[Data for processing]
※ ※ ※

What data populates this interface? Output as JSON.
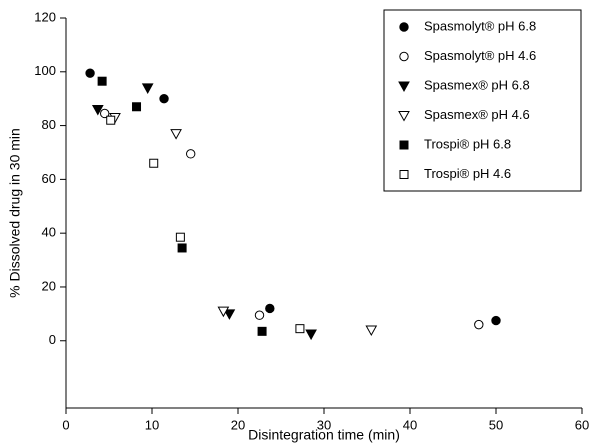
{
  "chart_data": {
    "type": "scatter",
    "xlabel": "Disintegration time (min)",
    "ylabel": "% Dissolved drug in 30 min",
    "xlim": [
      0,
      60
    ],
    "xticks": [
      0,
      10,
      20,
      30,
      40,
      50,
      60
    ],
    "ylim": [
      -25,
      120
    ],
    "yticks": [
      0,
      20,
      40,
      60,
      80,
      100,
      120
    ],
    "legend": "upper right",
    "series": [
      {
        "name": "Spasmolyt® pH 6.8",
        "color": "#000000",
        "marker": "circle",
        "filled": true,
        "x": [
          2.8,
          11.4,
          23.7,
          50
        ],
        "values": [
          99.5,
          90,
          12,
          7.5
        ]
      },
      {
        "name": "Spasmolyt® pH 4.6",
        "color": "#000000",
        "marker": "circle",
        "filled": false,
        "x": [
          4.5,
          14.5,
          22.5,
          48
        ],
        "values": [
          84.5,
          69.5,
          9.5,
          6
        ]
      },
      {
        "name": "Spasmex® pH 6.8",
        "color": "#000000",
        "marker": "triangle-down",
        "filled": true,
        "x": [
          3.7,
          9.5,
          19,
          28.5
        ],
        "values": [
          86,
          94,
          10,
          2.5
        ]
      },
      {
        "name": "Spasmex® pH 4.6",
        "color": "#000000",
        "marker": "triangle-down",
        "filled": false,
        "x": [
          5.7,
          12.8,
          18.3,
          35.5
        ],
        "values": [
          83,
          77,
          11,
          4
        ]
      },
      {
        "name": "Trospi® pH 6.8",
        "color": "#000000",
        "marker": "square",
        "filled": true,
        "x": [
          4.2,
          8.2,
          13.5,
          22.8
        ],
        "values": [
          96.5,
          87,
          34.5,
          3.5
        ]
      },
      {
        "name": "Trospi® pH 4.6",
        "color": "#000000",
        "marker": "square",
        "filled": false,
        "x": [
          5.2,
          10.2,
          13.3,
          27.2
        ],
        "values": [
          82,
          66,
          38.5,
          4.5
        ]
      }
    ]
  }
}
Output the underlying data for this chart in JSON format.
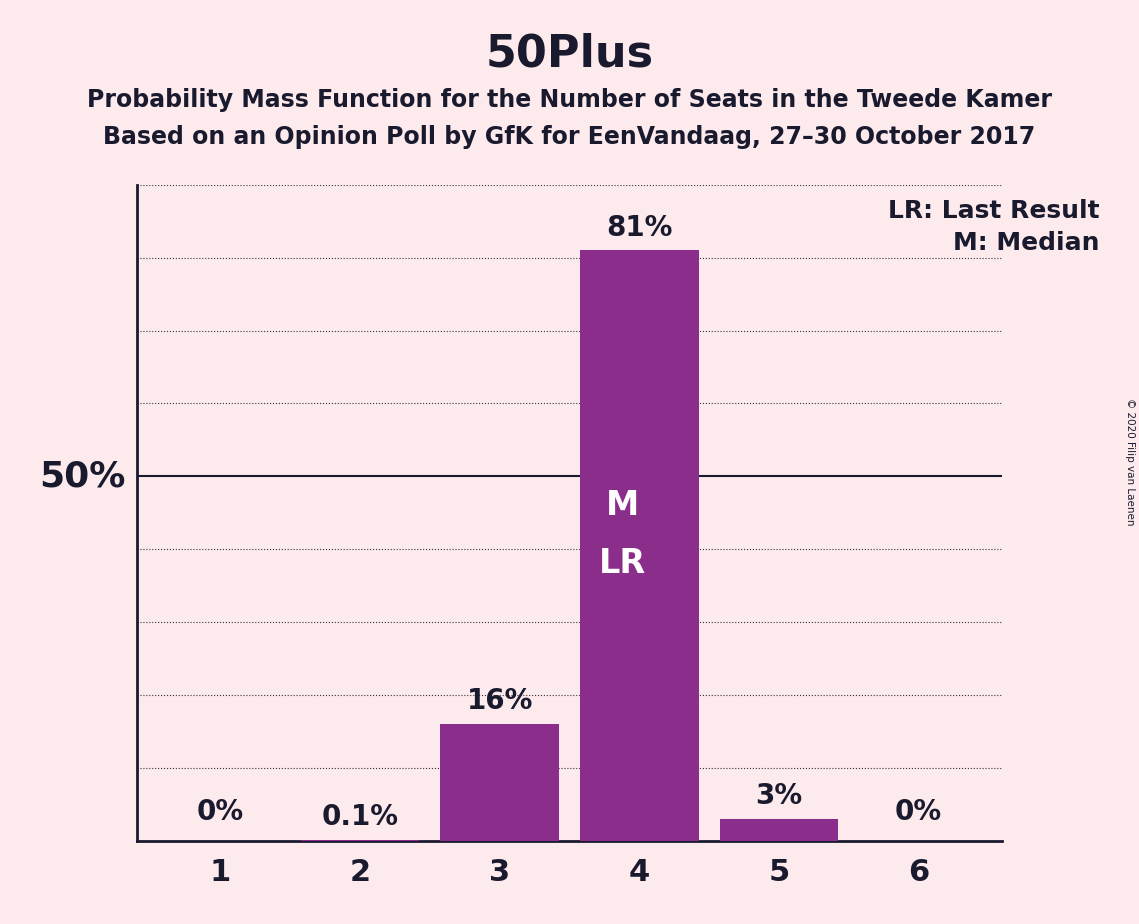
{
  "title": "50Plus",
  "subtitle1": "Probability Mass Function for the Number of Seats in the Tweede Kamer",
  "subtitle2": "Based on an Opinion Poll by GfK for EenVandaag, 27–30 October 2017",
  "copyright": "© 2020 Filip van Laenen",
  "categories": [
    1,
    2,
    3,
    4,
    5,
    6
  ],
  "values": [
    0.0,
    0.1,
    16.0,
    81.0,
    3.0,
    0.0
  ],
  "bar_color": "#8B2D8B",
  "background_color": "#FDEAED",
  "text_color": "#1a1a2e",
  "bar_labels": [
    "0%",
    "0.1%",
    "16%",
    "81%",
    "3%",
    "0%"
  ],
  "median_bar": 4,
  "lr_bar": 4,
  "ylim": [
    0,
    90
  ],
  "yticks": [
    10,
    20,
    30,
    40,
    50,
    60,
    70,
    80,
    90
  ],
  "ylabel_50_pct": "50%",
  "lr_label": "LR: Last Result",
  "m_label": "M: Median",
  "inside_labels_m": "M",
  "inside_labels_lr": "LR",
  "title_fontsize": 32,
  "subtitle_fontsize": 17,
  "axis_tick_fontsize": 22,
  "bar_label_fontsize": 20,
  "inside_label_fontsize": 24,
  "legend_fontsize": 18,
  "ylabel_fontsize": 26
}
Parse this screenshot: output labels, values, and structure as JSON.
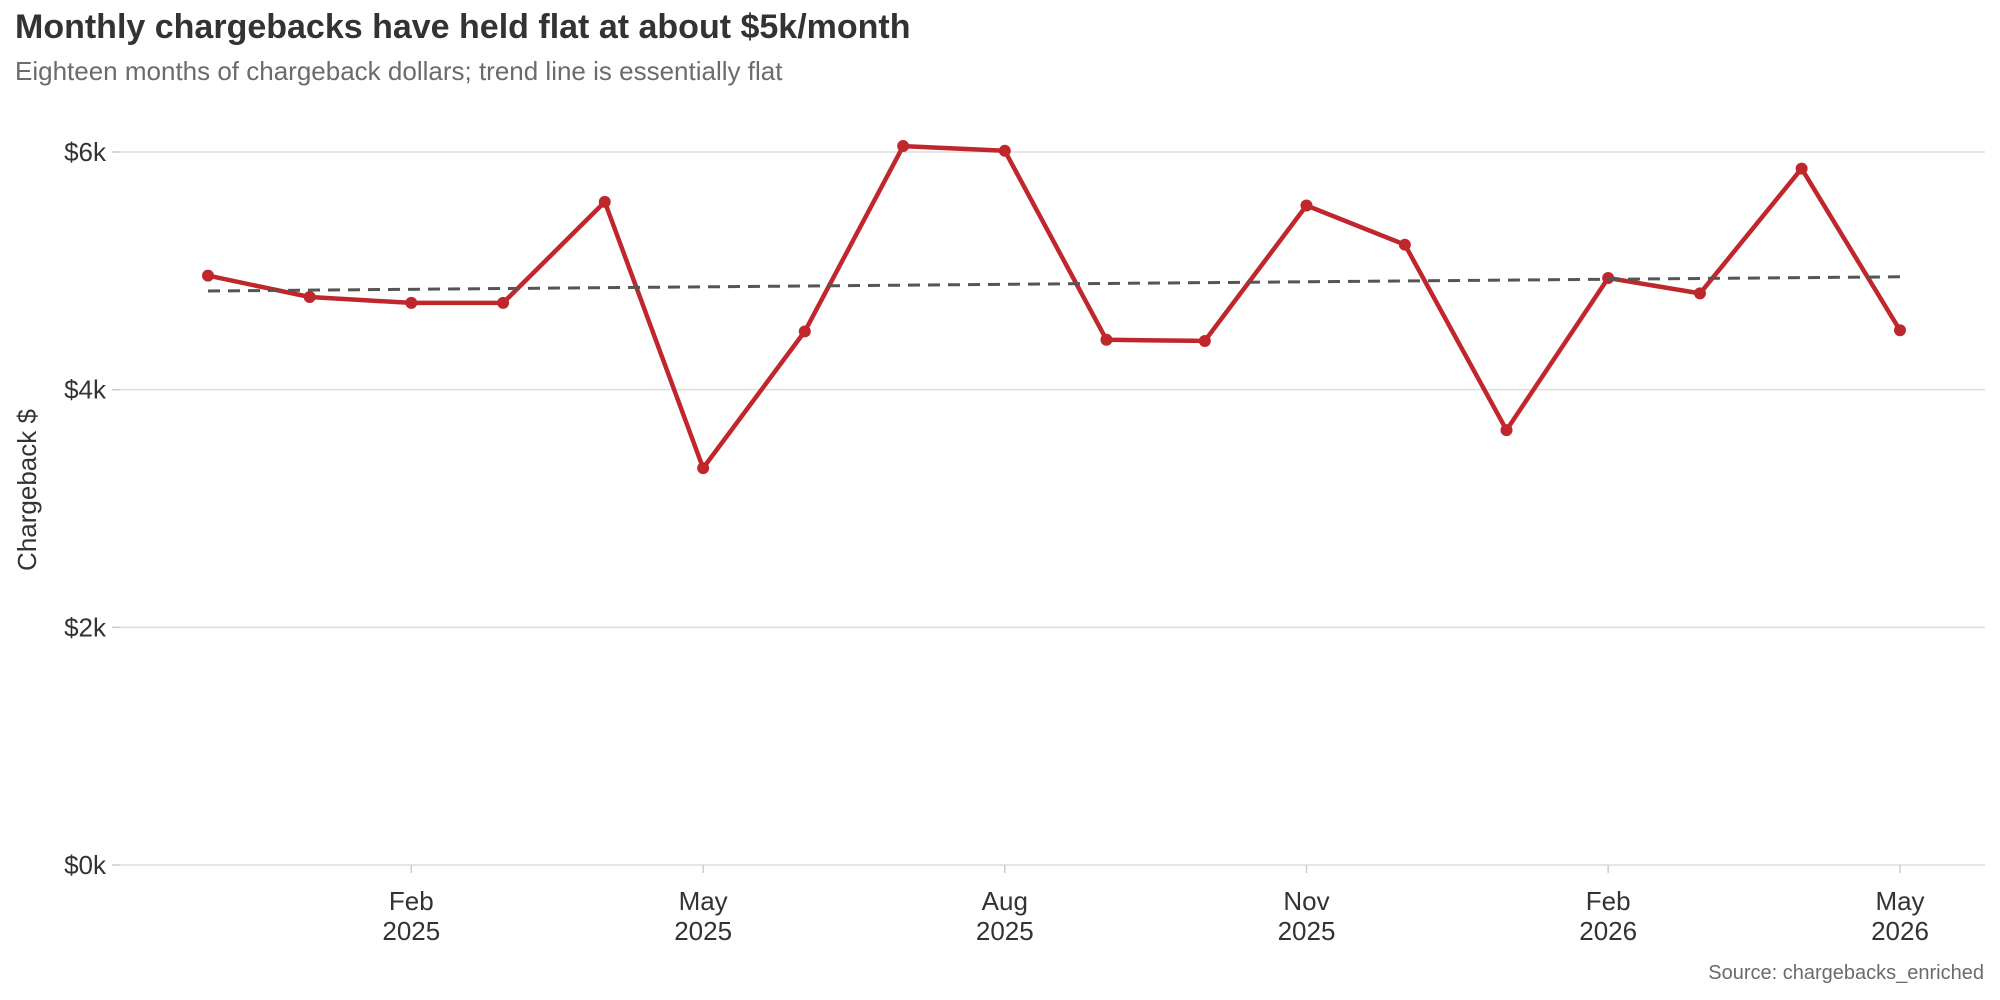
{
  "chart_data": {
    "type": "line",
    "title": "Monthly chargebacks have held flat at about $5k/month",
    "subtitle": "Eighteen months of chargeback dollars; trend line is essentially flat",
    "source": "Source: chargebacks_enriched",
    "xlabel": "",
    "ylabel": "Chargeback $",
    "ylim": [
      0,
      6000
    ],
    "y_ticks": [
      {
        "value": 0,
        "label": "$0k"
      },
      {
        "value": 2000,
        "label": "$2k"
      },
      {
        "value": 4000,
        "label": "$4k"
      },
      {
        "value": 6000,
        "label": "$6k"
      }
    ],
    "x_ticks": [
      {
        "date": "2025-02-01",
        "line1": "Feb",
        "line2": "2025"
      },
      {
        "date": "2025-05-01",
        "line1": "May",
        "line2": "2025"
      },
      {
        "date": "2025-08-01",
        "line1": "Aug",
        "line2": "2025"
      },
      {
        "date": "2025-11-01",
        "line1": "Nov",
        "line2": "2025"
      },
      {
        "date": "2026-02-01",
        "line1": "Feb",
        "line2": "2026"
      },
      {
        "date": "2026-05-01",
        "line1": "May",
        "line2": "2026"
      }
    ],
    "grid": "horizontal",
    "series": [
      {
        "color": "#c0272d",
        "style": "solid-with-markers",
        "x": [
          "2024-12-01",
          "2025-01-01",
          "2025-02-01",
          "2025-03-01",
          "2025-04-01",
          "2025-05-01",
          "2025-06-01",
          "2025-07-01",
          "2025-08-01",
          "2025-09-01",
          "2025-10-01",
          "2025-11-01",
          "2025-12-01",
          "2026-01-01",
          "2026-02-01",
          "2026-03-01",
          "2026-04-01",
          "2026-05-01"
        ],
        "values": [
          4960,
          4780,
          4730,
          4730,
          5580,
          3340,
          4490,
          6050,
          6010,
          4420,
          4410,
          5550,
          5220,
          3660,
          4940,
          4810,
          5860,
          4500
        ]
      },
      {
        "color": "#555555",
        "style": "dashed",
        "x": [
          "2024-12-01",
          "2026-05-01"
        ],
        "values": [
          4830,
          4950
        ]
      }
    ]
  }
}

※ ※ ※

[Requirement] In the copy, include all records verbatim but no images.

[Solution for this exercise]
What data populates this interface? Output as JSON.
{
  "chart_data": {
    "type": "scatter",
    "xlabel": "Disintegration time (min)",
    "ylabel": "% Dissolved drug in 30 min",
    "xlim": [
      0,
      60
    ],
    "xticks": [
      0,
      10,
      20,
      30,
      40,
      50,
      60
    ],
    "ylim": [
      -25,
      120
    ],
    "yticks": [
      0,
      20,
      40,
      60,
      80,
      100,
      120
    ],
    "legend": "upper right",
    "series": [
      {
        "name": "Spasmolyt® pH 6.8",
        "color": "#000000",
        "marker": "circle",
        "filled": true,
        "x": [
          2.8,
          11.4,
          23.7,
          50
        ],
        "values": [
          99.5,
          90,
          12,
          7.5
        ]
      },
      {
        "name": "Spasmolyt® pH 4.6",
        "color": "#000000",
        "marker": "circle",
        "filled": false,
        "x": [
          4.5,
          14.5,
          22.5,
          48
        ],
        "values": [
          84.5,
          69.5,
          9.5,
          6
        ]
      },
      {
        "name": "Spasmex® pH 6.8",
        "color": "#000000",
        "marker": "triangle-down",
        "filled": true,
        "x": [
          3.7,
          9.5,
          19,
          28.5
        ],
        "values": [
          86,
          94,
          10,
          2.5
        ]
      },
      {
        "name": "Spasmex® pH 4.6",
        "color": "#000000",
        "marker": "triangle-down",
        "filled": false,
        "x": [
          5.7,
          12.8,
          18.3,
          35.5
        ],
        "values": [
          83,
          77,
          11,
          4
        ]
      },
      {
        "name": "Trospi® pH 6.8",
        "color": "#000000",
        "marker": "square",
        "filled": true,
        "x": [
          4.2,
          8.2,
          13.5,
          22.8
        ],
        "values": [
          96.5,
          87,
          34.5,
          3.5
        ]
      },
      {
        "name": "Trospi® pH 4.6",
        "color": "#000000",
        "marker": "square",
        "filled": false,
        "x": [
          5.2,
          10.2,
          13.3,
          27.2
        ],
        "values": [
          82,
          66,
          38.5,
          4.5
        ]
      }
    ]
  }
}
Output the underlying data for this chart in JSON format.
{
  "title": "50Plus",
  "subtitle1": "Probability Mass Function for the Number of Seats in the Tweede Kamer",
  "subtitle2": "Based on an Opinion Poll by GfK for EenVandaag, 27–30 October 2017",
  "copyright": "© 2020 Filip van Laenen",
  "categories": [
    1,
    2,
    3,
    4,
    5,
    6
  ],
  "values": [
    0.0,
    0.1,
    16.0,
    81.0,
    3.0,
    0.0
  ],
  "bar_color": "#8B2D8B",
  "background_color": "#FDEAED",
  "text_color": "#1a1a2e",
  "bar_labels": [
    "0%",
    "0.1%",
    "16%",
    "81%",
    "3%",
    "0%"
  ],
  "median_bar": 4,
  "lr_bar": 4,
  "ylim": [
    0,
    90
  ],
  "yticks": [
    10,
    20,
    30,
    40,
    50,
    60,
    70,
    80,
    90
  ],
  "ylabel_50_pct": "50%",
  "lr_label": "LR: Last Result",
  "m_label": "M: Median",
  "inside_labels_m": "M",
  "inside_labels_lr": "LR",
  "title_fontsize": 32,
  "subtitle_fontsize": 17,
  "axis_tick_fontsize": 22,
  "bar_label_fontsize": 20,
  "inside_label_fontsize": 24,
  "legend_fontsize": 18,
  "ylabel_fontsize": 26
}
Parse this screenshot: output labels, values, and structure as JSON.
{
  "chart_data": {
    "type": "line",
    "title": "Monthly chargebacks have held flat at about $5k/month",
    "subtitle": "Eighteen months of chargeback dollars; trend line is essentially flat",
    "source": "Source: chargebacks_enriched",
    "xlabel": "",
    "ylabel": "Chargeback $",
    "ylim": [
      0,
      6000
    ],
    "y_ticks": [
      {
        "value": 0,
        "label": "$0k"
      },
      {
        "value": 2000,
        "label": "$2k"
      },
      {
        "value": 4000,
        "label": "$4k"
      },
      {
        "value": 6000,
        "label": "$6k"
      }
    ],
    "x_ticks": [
      {
        "date": "2025-02-01",
        "line1": "Feb",
        "line2": "2025"
      },
      {
        "date": "2025-05-01",
        "line1": "May",
        "line2": "2025"
      },
      {
        "date": "2025-08-01",
        "line1": "Aug",
        "line2": "2025"
      },
      {
        "date": "2025-11-01",
        "line1": "Nov",
        "line2": "2025"
      },
      {
        "date": "2026-02-01",
        "line1": "Feb",
        "line2": "2026"
      },
      {
        "date": "2026-05-01",
        "line1": "May",
        "line2": "2026"
      }
    ],
    "grid": "horizontal",
    "series": [
      {
        "color": "#c0272d",
        "style": "solid-with-markers",
        "x": [
          "2024-12-01",
          "2025-01-01",
          "2025-02-01",
          "2025-03-01",
          "2025-04-01",
          "2025-05-01",
          "2025-06-01",
          "2025-07-01",
          "2025-08-01",
          "2025-09-01",
          "2025-10-01",
          "2025-11-01",
          "2025-12-01",
          "2026-01-01",
          "2026-02-01",
          "2026-03-01",
          "2026-04-01",
          "2026-05-01"
        ],
        "values": [
          4960,
          4780,
          4730,
          4730,
          5580,
          3340,
          4490,
          6050,
          6010,
          4420,
          4410,
          5550,
          5220,
          3660,
          4940,
          4810,
          5860,
          4500
        ]
      },
      {
        "color": "#555555",
        "style": "dashed",
        "x": [
          "2024-12-01",
          "2026-05-01"
        ],
        "values": [
          4830,
          4950
        ]
      }
    ]
  }
}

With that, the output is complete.